Input for this task:
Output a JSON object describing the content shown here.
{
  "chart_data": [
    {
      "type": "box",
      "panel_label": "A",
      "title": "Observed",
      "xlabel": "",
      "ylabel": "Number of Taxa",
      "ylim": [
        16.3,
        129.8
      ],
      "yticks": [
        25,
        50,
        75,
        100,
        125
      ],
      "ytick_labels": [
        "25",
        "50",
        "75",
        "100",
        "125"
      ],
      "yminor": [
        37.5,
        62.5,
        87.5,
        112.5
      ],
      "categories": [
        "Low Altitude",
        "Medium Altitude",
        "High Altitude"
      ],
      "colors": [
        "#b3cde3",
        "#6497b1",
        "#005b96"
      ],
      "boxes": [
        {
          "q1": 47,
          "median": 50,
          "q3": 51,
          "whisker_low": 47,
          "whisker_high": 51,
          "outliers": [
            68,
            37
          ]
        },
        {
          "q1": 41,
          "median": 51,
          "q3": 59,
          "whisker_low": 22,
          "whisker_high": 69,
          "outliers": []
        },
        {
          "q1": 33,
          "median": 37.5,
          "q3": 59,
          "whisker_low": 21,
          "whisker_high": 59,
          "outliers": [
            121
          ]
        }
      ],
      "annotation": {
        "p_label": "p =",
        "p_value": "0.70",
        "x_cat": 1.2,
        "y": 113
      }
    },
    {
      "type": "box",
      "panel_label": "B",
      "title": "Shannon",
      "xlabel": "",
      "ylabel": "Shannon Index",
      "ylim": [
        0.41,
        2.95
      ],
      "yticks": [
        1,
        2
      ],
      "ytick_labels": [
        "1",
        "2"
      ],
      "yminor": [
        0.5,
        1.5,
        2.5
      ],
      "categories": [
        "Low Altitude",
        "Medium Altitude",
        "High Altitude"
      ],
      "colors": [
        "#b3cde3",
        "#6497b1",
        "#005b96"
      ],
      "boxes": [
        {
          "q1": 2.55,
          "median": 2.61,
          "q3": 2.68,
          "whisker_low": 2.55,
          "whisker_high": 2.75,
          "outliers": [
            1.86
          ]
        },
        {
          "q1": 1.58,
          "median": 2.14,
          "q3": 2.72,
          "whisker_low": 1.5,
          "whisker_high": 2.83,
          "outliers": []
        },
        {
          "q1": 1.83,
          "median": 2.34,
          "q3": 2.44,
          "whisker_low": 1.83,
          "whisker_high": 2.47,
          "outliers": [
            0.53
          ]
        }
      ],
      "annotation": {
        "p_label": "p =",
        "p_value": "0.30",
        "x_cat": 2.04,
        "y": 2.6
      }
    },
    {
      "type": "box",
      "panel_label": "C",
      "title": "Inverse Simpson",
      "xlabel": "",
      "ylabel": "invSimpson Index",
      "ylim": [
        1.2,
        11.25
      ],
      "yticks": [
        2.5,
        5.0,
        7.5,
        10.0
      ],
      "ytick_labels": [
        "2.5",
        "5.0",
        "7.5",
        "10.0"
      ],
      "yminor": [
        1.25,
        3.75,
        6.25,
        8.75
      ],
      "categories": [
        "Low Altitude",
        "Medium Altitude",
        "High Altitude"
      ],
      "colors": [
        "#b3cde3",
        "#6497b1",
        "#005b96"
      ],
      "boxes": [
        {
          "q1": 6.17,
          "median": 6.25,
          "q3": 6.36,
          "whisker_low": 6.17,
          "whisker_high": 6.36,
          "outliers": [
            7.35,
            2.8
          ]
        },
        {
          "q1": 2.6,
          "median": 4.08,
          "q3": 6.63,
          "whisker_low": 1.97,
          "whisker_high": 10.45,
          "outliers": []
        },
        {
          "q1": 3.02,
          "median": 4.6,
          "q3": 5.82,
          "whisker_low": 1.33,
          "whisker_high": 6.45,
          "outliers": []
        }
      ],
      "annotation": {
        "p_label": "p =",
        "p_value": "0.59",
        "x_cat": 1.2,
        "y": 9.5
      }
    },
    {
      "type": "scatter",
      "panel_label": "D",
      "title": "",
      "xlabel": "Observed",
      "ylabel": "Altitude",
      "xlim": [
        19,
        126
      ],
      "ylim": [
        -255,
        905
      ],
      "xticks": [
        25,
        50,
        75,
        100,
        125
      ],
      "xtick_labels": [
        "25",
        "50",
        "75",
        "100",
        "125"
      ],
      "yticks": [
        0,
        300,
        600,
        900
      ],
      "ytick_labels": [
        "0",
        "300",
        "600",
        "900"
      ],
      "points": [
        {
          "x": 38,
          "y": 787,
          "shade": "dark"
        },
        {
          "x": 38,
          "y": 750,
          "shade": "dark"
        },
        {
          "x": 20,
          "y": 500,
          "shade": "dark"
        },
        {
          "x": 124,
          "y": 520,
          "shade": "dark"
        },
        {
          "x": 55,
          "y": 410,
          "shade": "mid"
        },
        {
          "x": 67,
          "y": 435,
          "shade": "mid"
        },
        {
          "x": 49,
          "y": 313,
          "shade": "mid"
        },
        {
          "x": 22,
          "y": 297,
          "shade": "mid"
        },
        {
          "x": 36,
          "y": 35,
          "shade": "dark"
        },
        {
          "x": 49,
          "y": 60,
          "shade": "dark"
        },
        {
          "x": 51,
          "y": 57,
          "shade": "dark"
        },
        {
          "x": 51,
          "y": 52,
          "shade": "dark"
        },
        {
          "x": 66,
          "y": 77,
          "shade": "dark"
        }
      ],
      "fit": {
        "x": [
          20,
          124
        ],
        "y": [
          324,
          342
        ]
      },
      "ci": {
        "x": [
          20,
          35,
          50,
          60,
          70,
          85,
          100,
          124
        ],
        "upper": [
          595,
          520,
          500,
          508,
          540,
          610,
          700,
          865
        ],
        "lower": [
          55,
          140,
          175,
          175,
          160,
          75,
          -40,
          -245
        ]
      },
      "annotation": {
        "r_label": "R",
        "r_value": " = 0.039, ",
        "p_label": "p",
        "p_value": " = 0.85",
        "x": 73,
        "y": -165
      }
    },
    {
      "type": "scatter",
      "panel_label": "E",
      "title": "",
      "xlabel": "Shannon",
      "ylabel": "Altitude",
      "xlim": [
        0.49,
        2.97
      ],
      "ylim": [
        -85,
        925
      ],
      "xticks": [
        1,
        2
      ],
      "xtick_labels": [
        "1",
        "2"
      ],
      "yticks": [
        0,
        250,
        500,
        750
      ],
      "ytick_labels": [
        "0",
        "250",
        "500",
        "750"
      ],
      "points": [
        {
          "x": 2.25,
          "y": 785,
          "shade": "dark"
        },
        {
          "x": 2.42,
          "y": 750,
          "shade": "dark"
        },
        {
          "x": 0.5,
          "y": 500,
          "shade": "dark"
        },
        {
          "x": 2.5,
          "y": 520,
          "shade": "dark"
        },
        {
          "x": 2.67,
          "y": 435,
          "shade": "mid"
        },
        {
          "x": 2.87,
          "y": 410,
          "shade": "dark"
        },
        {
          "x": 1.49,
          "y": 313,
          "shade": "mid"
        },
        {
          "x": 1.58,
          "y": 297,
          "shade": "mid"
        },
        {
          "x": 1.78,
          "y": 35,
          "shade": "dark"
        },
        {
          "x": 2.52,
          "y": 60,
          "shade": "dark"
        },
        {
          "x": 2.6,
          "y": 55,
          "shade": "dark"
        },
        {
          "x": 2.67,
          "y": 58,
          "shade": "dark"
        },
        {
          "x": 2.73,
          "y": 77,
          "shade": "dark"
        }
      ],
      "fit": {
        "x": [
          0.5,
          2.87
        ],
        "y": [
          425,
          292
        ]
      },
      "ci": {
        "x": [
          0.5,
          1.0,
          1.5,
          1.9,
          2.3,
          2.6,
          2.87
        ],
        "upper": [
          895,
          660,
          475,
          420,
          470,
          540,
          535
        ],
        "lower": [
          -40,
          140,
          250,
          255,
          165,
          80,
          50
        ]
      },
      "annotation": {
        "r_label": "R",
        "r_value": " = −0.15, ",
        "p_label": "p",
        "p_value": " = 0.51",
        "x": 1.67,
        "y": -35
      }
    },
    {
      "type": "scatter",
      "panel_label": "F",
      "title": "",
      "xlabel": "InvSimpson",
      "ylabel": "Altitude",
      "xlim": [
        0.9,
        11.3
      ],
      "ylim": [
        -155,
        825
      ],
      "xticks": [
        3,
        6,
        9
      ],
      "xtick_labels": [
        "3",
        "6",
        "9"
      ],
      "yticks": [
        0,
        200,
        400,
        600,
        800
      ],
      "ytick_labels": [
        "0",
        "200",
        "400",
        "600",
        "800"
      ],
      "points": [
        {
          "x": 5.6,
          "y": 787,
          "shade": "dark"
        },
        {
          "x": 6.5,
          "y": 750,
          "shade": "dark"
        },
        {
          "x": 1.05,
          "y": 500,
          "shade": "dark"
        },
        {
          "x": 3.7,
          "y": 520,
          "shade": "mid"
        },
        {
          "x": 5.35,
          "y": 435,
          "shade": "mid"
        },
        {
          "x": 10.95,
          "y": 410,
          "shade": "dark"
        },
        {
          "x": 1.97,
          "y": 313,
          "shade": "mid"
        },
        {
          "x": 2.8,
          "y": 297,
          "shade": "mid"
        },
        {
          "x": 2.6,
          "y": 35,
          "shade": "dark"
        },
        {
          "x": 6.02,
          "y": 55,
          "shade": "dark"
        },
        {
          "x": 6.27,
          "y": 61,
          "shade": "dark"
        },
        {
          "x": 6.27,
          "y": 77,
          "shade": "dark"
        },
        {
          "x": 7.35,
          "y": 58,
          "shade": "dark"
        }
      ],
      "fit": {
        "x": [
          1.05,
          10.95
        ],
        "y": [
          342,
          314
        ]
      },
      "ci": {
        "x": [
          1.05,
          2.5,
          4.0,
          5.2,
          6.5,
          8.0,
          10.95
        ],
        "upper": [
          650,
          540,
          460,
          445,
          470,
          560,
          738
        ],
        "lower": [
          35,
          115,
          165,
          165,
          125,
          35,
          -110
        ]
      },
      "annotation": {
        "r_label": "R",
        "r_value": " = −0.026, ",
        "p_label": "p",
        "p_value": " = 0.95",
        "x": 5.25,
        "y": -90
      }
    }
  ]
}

Job:
State how many lines of the records above contain the word "median", and give only that number.

Answer to the task:
9